#### SET EXERCISE
Omit every picture and return the rest of the data unaltered.

#### ENTRIES PROVIDED
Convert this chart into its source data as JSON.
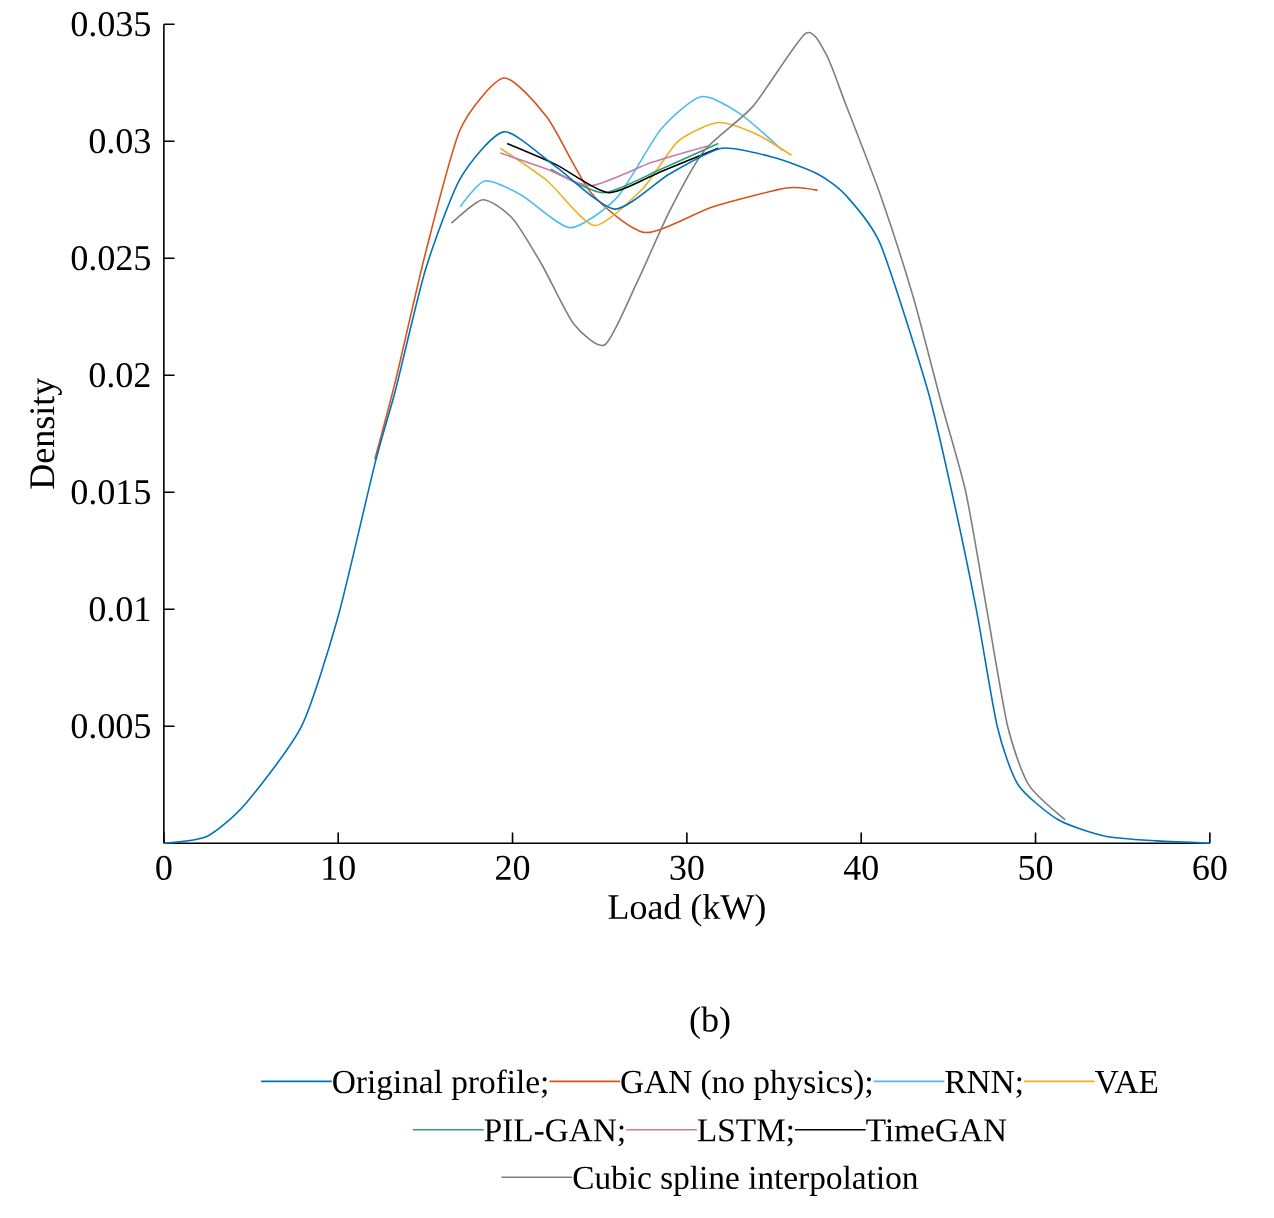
{
  "chart_data": {
    "type": "line",
    "xlabel": "Load (kW)",
    "ylabel": "Density",
    "annotations": [
      "(b)"
    ],
    "xlim": [
      0,
      60
    ],
    "ylim": [
      0,
      0.035
    ],
    "xticks": [
      0,
      10,
      20,
      30,
      40,
      50,
      60
    ],
    "yticks": [
      0.005,
      0.01,
      0.015,
      0.02,
      0.025,
      0.03,
      0.035
    ],
    "legend": "bottom",
    "grid": false,
    "marker": "none",
    "line_style": "solid",
    "series": [
      {
        "name": "Original profile;",
        "color": "#0072bd",
        "x": [
          0,
          2.5,
          4.7,
          7.9,
          10,
          12.1,
          13.3,
          15,
          17,
          19.5,
          22.5,
          25.85,
          29,
          32,
          35,
          37.5,
          39.1,
          41.1,
          43.8,
          45.2,
          46.6,
          47.8,
          49,
          51.3,
          54,
          57,
          60
        ],
        "values": [
          0,
          0.0003,
          0.0017,
          0.005,
          0.0097,
          0.0162,
          0.0194,
          0.0245,
          0.0284,
          0.0304,
          0.0289,
          0.0271,
          0.0286,
          0.0297,
          0.0293,
          0.0286,
          0.0277,
          0.0256,
          0.0194,
          0.015,
          0.01,
          0.005,
          0.0025,
          0.001,
          0.0003,
          0.0001,
          0
        ]
      },
      {
        "name": "GAN (no physics);",
        "color": "#d95319",
        "x": [
          12.1,
          13.3,
          15,
          17,
          19.5,
          22,
          24.5,
          27.6,
          31.5,
          35.7,
          37.5
        ],
        "values": [
          0.0164,
          0.0198,
          0.0252,
          0.0305,
          0.0327,
          0.031,
          0.0278,
          0.0261,
          0.0272,
          0.028,
          0.0279
        ]
      },
      {
        "name": "RNN;",
        "color": "#4dbeee",
        "x": [
          17,
          18.4,
          20.5,
          23.3,
          26,
          28.5,
          30.8,
          33,
          35.5
        ],
        "values": [
          0.0272,
          0.0283,
          0.0277,
          0.0263,
          0.0276,
          0.0305,
          0.0319,
          0.0312,
          0.0296
        ]
      },
      {
        "name": "VAE",
        "color": "#edb120",
        "x": [
          19.3,
          22,
          24.7,
          27.5,
          29.5,
          31.8,
          34,
          36
        ],
        "values": [
          0.0297,
          0.0283,
          0.0264,
          0.028,
          0.03,
          0.0308,
          0.0303,
          0.0294
        ]
      },
      {
        "name": "PIL-GAN;",
        "color": "#23a07a",
        "x": [
          22.2,
          25.2,
          28.5,
          31.8
        ],
        "values": [
          0.0288,
          0.0278,
          0.0288,
          0.0299
        ]
      },
      {
        "name": "LSTM;",
        "color": "#cc79a7",
        "x": [
          19.3,
          22,
          24.5,
          28,
          31.2
        ],
        "values": [
          0.0295,
          0.0288,
          0.0281,
          0.0291,
          0.0298
        ]
      },
      {
        "name": "TimeGAN",
        "color": "#000000",
        "x": [
          19.7,
          22.5,
          25.5,
          28.5,
          31.8
        ],
        "values": [
          0.0299,
          0.029,
          0.0278,
          0.0287,
          0.0297
        ]
      },
      {
        "name": "Cubic spline interpolation",
        "color": "#7f7f7f",
        "x": [
          16.5,
          18.3,
          20,
          21.7,
          23.5,
          25.3,
          27.1,
          29,
          31,
          33.8,
          36.8,
          38,
          39.1,
          41.1,
          43,
          44.6,
          46,
          47.2,
          48.4,
          49.6,
          51.7
        ],
        "values": [
          0.0265,
          0.0275,
          0.0267,
          0.0247,
          0.0222,
          0.0213,
          0.0239,
          0.027,
          0.0296,
          0.0315,
          0.0346,
          0.0337,
          0.0316,
          0.0277,
          0.0233,
          0.0188,
          0.015,
          0.01,
          0.005,
          0.0025,
          0.001
        ]
      }
    ]
  }
}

#### COMPLETED TASK
Convert this chart into its source data as JSON.
{
  "chart_data": {
    "type": "line",
    "xlabel": "Load (kW)",
    "ylabel": "Density",
    "annotations": [
      "(b)"
    ],
    "xlim": [
      0,
      60
    ],
    "ylim": [
      0,
      0.035
    ],
    "xticks": [
      0,
      10,
      20,
      30,
      40,
      50,
      60
    ],
    "yticks": [
      0.005,
      0.01,
      0.015,
      0.02,
      0.025,
      0.03,
      0.035
    ],
    "legend": "bottom",
    "grid": false,
    "marker": "none",
    "line_style": "solid",
    "series": [
      {
        "name": "Original profile;",
        "color": "#0072bd",
        "x": [
          0,
          2.5,
          4.7,
          7.9,
          10,
          12.1,
          13.3,
          15,
          17,
          19.5,
          22.5,
          25.85,
          29,
          32,
          35,
          37.5,
          39.1,
          41.1,
          43.8,
          45.2,
          46.6,
          47.8,
          49,
          51.3,
          54,
          57,
          60
        ],
        "values": [
          0,
          0.0003,
          0.0017,
          0.005,
          0.0097,
          0.0162,
          0.0194,
          0.0245,
          0.0284,
          0.0304,
          0.0289,
          0.0271,
          0.0286,
          0.0297,
          0.0293,
          0.0286,
          0.0277,
          0.0256,
          0.0194,
          0.015,
          0.01,
          0.005,
          0.0025,
          0.001,
          0.0003,
          0.0001,
          0
        ]
      },
      {
        "name": "GAN (no physics);",
        "color": "#d95319",
        "x": [
          12.1,
          13.3,
          15,
          17,
          19.5,
          22,
          24.5,
          27.6,
          31.5,
          35.7,
          37.5
        ],
        "values": [
          0.0164,
          0.0198,
          0.0252,
          0.0305,
          0.0327,
          0.031,
          0.0278,
          0.0261,
          0.0272,
          0.028,
          0.0279
        ]
      },
      {
        "name": "RNN;",
        "color": "#4dbeee",
        "x": [
          17,
          18.4,
          20.5,
          23.3,
          26,
          28.5,
          30.8,
          33,
          35.5
        ],
        "values": [
          0.0272,
          0.0283,
          0.0277,
          0.0263,
          0.0276,
          0.0305,
          0.0319,
          0.0312,
          0.0296
        ]
      },
      {
        "name": "VAE",
        "color": "#edb120",
        "x": [
          19.3,
          22,
          24.7,
          27.5,
          29.5,
          31.8,
          34,
          36
        ],
        "values": [
          0.0297,
          0.0283,
          0.0264,
          0.028,
          0.03,
          0.0308,
          0.0303,
          0.0294
        ]
      },
      {
        "name": "PIL-GAN;",
        "color": "#23a07a",
        "x": [
          22.2,
          25.2,
          28.5,
          31.8
        ],
        "values": [
          0.0288,
          0.0278,
          0.0288,
          0.0299
        ]
      },
      {
        "name": "LSTM;",
        "color": "#cc79a7",
        "x": [
          19.3,
          22,
          24.5,
          28,
          31.2
        ],
        "values": [
          0.0295,
          0.0288,
          0.0281,
          0.0291,
          0.0298
        ]
      },
      {
        "name": "TimeGAN",
        "color": "#000000",
        "x": [
          19.7,
          22.5,
          25.5,
          28.5,
          31.8
        ],
        "values": [
          0.0299,
          0.029,
          0.0278,
          0.0287,
          0.0297
        ]
      },
      {
        "name": "Cubic spline interpolation",
        "color": "#7f7f7f",
        "x": [
          16.5,
          18.3,
          20,
          21.7,
          23.5,
          25.3,
          27.1,
          29,
          31,
          33.8,
          36.8,
          38,
          39.1,
          41.1,
          43,
          44.6,
          46,
          47.2,
          48.4,
          49.6,
          51.7
        ],
        "values": [
          0.0265,
          0.0275,
          0.0267,
          0.0247,
          0.0222,
          0.0213,
          0.0239,
          0.027,
          0.0296,
          0.0315,
          0.0346,
          0.0337,
          0.0316,
          0.0277,
          0.0233,
          0.0188,
          0.015,
          0.01,
          0.005,
          0.0025,
          0.001
        ]
      }
    ]
  }
}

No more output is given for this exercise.